◆ What is being asked: The exercise asks you to copy every line below in which "post" appears.

◆ Stored data:
>>>
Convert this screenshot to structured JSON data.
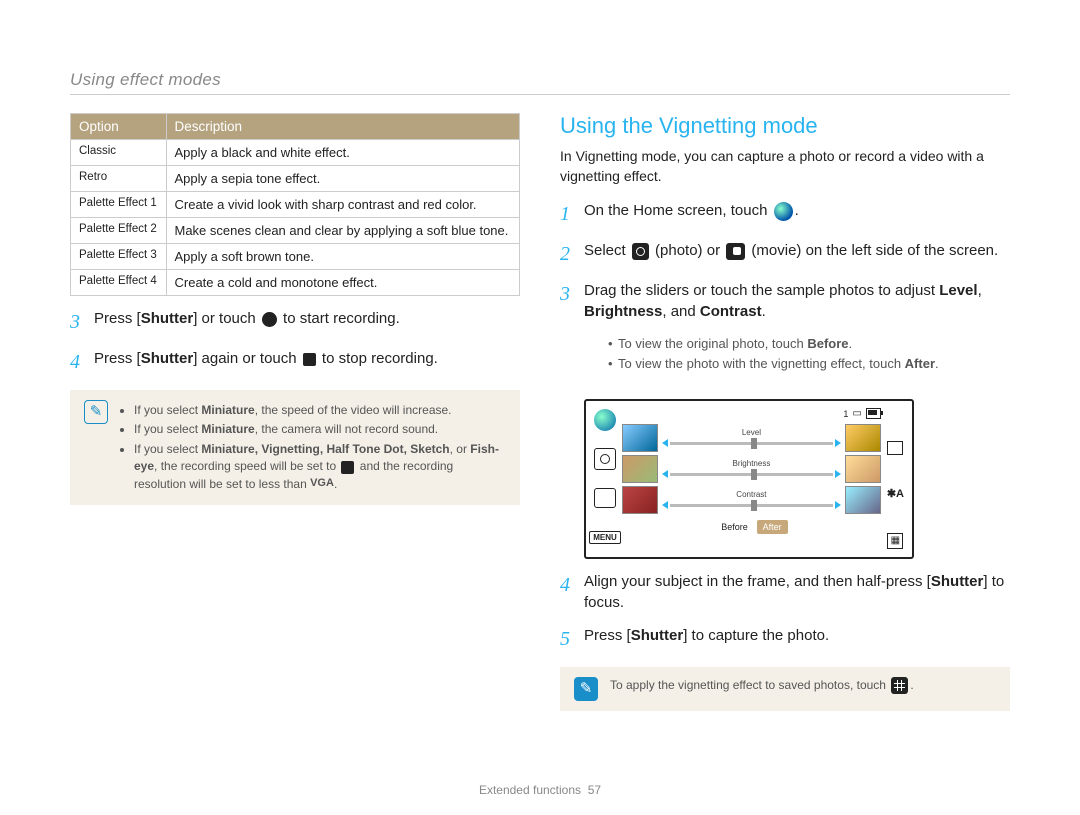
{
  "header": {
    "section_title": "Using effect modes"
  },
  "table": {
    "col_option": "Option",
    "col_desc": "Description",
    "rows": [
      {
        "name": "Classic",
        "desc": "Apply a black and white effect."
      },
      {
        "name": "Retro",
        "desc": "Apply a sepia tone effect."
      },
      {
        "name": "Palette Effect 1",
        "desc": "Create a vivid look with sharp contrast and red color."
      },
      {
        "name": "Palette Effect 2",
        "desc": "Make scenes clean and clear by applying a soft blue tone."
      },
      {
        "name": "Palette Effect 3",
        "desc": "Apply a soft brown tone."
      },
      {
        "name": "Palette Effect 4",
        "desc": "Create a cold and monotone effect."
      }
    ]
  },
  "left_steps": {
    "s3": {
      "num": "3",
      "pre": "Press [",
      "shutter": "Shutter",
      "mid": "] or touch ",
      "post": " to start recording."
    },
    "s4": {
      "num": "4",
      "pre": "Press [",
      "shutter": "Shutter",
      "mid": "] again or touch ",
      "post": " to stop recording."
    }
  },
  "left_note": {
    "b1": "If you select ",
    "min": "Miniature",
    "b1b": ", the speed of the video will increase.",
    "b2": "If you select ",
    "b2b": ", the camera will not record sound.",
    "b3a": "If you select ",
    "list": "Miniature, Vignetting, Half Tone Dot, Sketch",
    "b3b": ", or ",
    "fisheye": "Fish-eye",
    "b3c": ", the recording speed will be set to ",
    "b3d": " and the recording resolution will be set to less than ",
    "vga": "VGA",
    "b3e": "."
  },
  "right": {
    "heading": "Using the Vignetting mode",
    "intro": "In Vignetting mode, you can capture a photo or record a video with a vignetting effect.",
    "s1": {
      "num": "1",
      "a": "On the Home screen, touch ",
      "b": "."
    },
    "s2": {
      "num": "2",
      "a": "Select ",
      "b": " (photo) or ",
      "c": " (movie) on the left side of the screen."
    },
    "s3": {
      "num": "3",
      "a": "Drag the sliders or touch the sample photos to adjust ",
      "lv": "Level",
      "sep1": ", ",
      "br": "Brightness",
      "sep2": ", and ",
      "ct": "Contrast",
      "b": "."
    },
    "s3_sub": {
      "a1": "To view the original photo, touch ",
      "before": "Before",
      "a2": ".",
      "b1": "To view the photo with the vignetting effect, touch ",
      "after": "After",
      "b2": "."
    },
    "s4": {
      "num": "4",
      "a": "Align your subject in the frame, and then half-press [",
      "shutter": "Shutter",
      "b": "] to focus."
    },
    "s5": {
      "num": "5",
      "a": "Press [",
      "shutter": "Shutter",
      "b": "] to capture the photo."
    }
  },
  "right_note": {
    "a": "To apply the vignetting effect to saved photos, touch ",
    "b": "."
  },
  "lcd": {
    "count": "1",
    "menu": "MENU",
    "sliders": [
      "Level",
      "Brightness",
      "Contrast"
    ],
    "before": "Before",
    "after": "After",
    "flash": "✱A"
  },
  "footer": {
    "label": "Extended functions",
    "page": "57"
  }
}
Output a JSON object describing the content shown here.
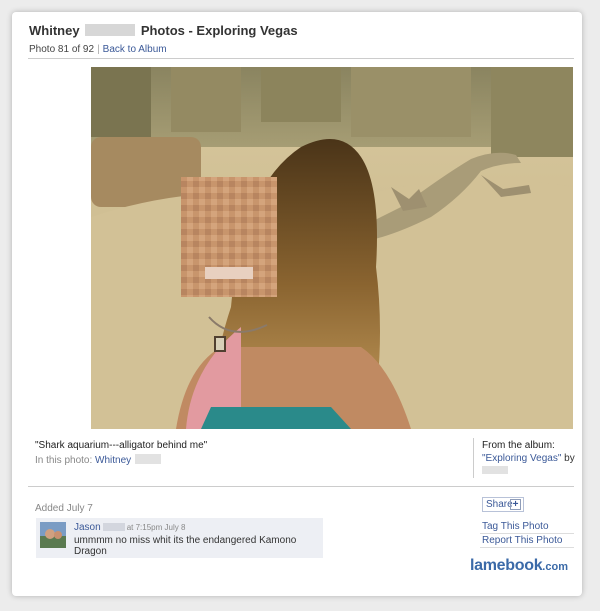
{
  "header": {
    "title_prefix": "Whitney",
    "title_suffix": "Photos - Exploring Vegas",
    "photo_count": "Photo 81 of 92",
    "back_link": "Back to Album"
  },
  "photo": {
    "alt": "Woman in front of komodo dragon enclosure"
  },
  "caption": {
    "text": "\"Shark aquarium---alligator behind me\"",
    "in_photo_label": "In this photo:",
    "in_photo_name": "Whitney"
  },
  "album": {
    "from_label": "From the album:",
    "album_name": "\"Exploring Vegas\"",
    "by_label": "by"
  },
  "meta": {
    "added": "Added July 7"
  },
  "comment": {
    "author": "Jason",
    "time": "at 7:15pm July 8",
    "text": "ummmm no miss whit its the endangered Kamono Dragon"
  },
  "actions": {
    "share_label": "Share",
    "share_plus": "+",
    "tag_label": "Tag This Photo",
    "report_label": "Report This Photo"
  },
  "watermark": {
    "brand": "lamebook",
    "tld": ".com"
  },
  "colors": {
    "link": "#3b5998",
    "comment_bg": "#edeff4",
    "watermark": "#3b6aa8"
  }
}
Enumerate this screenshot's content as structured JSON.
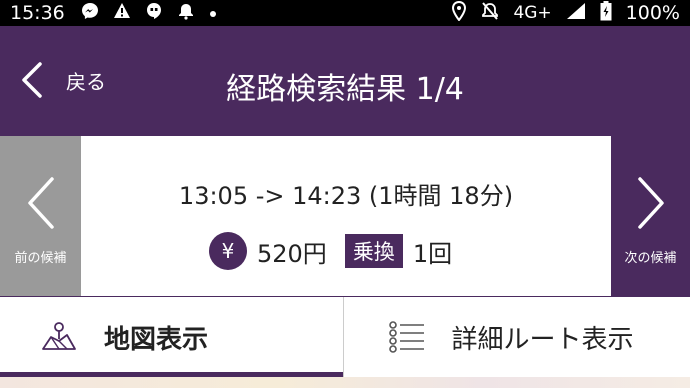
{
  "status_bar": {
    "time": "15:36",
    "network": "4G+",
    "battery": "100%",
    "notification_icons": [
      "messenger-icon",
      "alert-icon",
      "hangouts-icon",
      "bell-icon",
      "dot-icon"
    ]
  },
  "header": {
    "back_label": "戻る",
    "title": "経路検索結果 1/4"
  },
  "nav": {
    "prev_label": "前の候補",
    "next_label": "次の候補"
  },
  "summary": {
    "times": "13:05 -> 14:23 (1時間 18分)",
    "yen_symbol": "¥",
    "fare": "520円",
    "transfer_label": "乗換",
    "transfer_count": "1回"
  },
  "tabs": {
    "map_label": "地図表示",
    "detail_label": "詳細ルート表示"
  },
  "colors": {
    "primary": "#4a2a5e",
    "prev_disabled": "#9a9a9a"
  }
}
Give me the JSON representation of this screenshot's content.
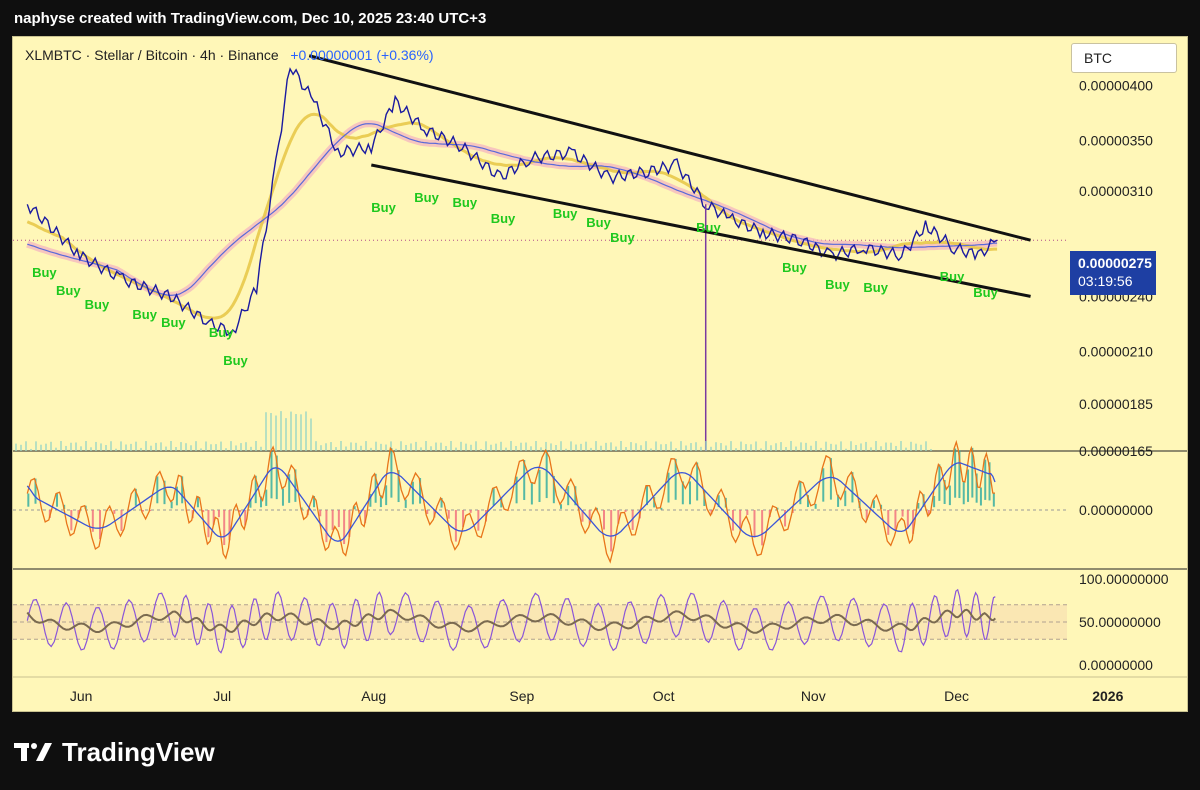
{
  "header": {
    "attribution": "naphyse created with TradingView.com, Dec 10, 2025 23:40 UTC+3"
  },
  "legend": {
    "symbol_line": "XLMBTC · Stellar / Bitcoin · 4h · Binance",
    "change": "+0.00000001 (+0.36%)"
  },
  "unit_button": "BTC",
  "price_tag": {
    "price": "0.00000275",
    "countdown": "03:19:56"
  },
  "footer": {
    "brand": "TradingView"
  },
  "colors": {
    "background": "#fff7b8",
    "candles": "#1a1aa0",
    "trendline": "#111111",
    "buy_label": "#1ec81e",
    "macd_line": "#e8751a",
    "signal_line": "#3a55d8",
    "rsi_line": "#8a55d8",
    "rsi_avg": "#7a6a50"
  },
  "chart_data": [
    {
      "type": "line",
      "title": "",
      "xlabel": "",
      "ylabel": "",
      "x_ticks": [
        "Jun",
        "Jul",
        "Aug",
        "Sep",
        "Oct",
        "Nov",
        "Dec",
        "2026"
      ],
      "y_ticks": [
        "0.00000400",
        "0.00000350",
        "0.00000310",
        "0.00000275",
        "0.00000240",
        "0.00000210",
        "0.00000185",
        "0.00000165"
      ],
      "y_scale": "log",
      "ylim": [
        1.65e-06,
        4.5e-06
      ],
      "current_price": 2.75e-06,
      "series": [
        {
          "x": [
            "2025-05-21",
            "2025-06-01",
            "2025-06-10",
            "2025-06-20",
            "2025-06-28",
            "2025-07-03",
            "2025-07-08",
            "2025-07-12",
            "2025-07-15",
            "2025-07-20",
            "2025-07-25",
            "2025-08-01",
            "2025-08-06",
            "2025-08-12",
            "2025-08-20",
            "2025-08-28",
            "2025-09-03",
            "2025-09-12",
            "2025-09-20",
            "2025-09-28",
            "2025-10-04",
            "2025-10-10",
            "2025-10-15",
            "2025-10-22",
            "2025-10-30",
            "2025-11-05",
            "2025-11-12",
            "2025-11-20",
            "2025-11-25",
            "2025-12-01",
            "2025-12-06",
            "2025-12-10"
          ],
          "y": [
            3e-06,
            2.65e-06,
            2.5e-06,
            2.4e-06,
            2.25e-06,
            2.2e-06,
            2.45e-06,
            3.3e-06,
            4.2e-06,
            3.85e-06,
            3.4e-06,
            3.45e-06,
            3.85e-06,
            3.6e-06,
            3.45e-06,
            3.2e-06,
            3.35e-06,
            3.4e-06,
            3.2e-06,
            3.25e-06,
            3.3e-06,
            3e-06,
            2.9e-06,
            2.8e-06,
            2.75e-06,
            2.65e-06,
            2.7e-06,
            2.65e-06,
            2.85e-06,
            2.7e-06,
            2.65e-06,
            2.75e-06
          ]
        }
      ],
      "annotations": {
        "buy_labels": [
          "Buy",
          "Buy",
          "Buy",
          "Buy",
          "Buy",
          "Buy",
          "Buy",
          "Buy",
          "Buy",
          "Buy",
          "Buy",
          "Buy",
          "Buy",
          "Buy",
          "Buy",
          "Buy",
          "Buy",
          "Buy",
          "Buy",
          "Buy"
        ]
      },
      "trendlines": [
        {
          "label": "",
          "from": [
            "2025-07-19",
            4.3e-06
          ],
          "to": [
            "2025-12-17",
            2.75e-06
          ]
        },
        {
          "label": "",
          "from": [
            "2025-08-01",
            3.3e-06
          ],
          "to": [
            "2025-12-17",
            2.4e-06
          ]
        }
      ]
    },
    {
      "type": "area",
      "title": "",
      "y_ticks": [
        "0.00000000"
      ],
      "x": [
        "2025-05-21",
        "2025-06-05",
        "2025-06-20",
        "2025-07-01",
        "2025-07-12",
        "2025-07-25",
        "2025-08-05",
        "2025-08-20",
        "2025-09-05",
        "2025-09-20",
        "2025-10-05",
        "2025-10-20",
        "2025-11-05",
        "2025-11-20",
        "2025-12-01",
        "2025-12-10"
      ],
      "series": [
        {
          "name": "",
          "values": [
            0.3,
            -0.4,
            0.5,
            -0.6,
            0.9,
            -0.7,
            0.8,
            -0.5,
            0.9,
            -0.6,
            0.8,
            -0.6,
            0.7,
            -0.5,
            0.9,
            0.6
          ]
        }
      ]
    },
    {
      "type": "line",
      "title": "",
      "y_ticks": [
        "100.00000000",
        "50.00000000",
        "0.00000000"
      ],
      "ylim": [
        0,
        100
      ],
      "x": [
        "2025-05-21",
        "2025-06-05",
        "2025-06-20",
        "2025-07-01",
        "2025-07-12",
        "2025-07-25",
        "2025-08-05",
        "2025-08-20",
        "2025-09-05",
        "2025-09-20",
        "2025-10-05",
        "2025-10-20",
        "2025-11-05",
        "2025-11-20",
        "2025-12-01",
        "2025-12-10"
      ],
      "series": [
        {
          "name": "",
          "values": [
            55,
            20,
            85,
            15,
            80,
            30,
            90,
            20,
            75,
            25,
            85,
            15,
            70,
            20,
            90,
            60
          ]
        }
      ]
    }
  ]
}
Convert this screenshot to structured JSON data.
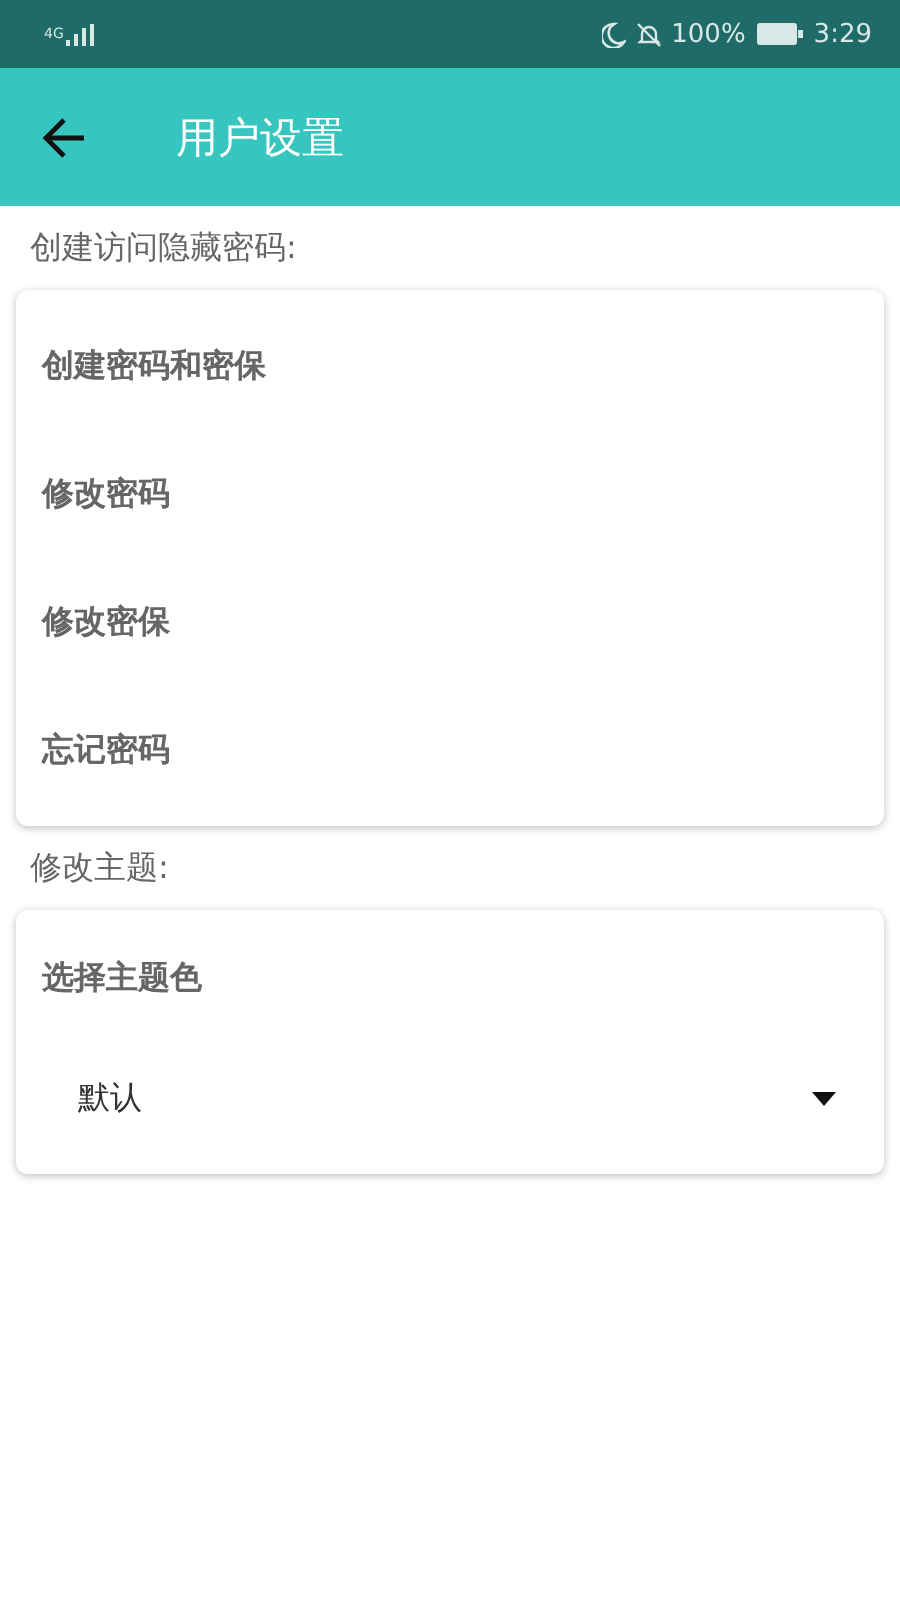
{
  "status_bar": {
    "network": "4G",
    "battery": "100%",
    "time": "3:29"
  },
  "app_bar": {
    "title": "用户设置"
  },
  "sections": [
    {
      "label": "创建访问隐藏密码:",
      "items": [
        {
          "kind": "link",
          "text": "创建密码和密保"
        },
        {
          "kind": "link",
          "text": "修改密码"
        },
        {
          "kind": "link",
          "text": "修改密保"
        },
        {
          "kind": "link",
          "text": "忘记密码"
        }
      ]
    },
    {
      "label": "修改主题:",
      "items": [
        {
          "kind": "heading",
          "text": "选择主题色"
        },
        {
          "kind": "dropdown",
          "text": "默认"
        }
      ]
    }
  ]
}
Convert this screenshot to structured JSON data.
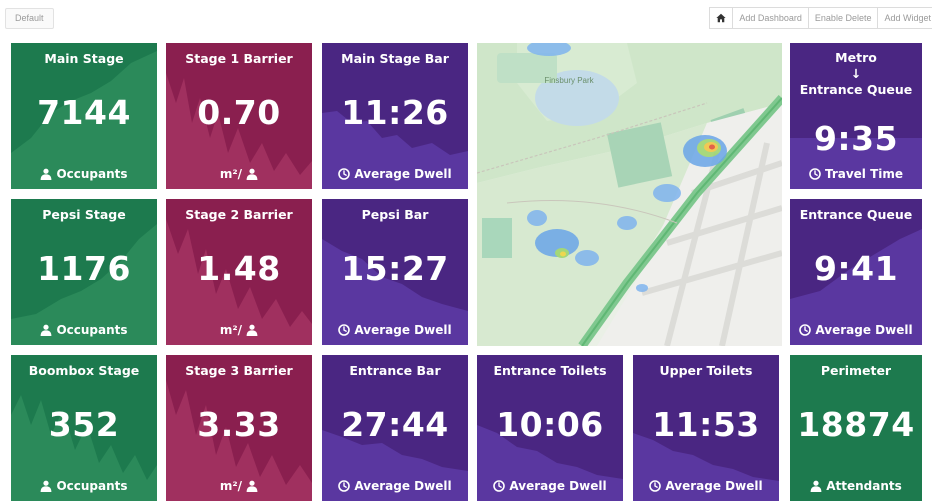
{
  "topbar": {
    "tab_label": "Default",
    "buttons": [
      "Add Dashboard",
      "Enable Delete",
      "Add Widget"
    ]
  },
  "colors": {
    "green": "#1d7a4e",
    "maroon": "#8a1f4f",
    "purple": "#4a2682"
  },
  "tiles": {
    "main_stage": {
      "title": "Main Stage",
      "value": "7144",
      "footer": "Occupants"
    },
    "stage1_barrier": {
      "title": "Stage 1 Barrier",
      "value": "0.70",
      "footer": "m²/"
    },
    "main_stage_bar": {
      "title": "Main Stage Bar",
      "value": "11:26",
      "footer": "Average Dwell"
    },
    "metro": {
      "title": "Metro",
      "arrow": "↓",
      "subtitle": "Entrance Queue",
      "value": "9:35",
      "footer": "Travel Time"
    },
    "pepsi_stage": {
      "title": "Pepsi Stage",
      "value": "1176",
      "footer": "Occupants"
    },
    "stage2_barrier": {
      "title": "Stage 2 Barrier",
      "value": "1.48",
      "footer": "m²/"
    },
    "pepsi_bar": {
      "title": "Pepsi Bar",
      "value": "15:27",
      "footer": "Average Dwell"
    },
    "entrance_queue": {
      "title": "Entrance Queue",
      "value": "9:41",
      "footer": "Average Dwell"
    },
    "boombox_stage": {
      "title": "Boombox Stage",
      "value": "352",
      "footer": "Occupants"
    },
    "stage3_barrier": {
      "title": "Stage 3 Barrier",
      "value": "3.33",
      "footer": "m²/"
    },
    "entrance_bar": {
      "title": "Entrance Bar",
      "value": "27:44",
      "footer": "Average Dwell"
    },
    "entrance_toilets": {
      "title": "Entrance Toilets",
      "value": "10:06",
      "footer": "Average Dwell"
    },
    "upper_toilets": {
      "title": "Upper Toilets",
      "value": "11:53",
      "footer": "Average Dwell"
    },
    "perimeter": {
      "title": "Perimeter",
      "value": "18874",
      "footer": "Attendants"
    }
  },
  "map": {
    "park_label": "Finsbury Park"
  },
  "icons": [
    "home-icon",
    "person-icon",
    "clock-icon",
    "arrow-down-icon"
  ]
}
<<<
◆ Exercise result:
      "post": " to start recording."
      "post": " to stop recording."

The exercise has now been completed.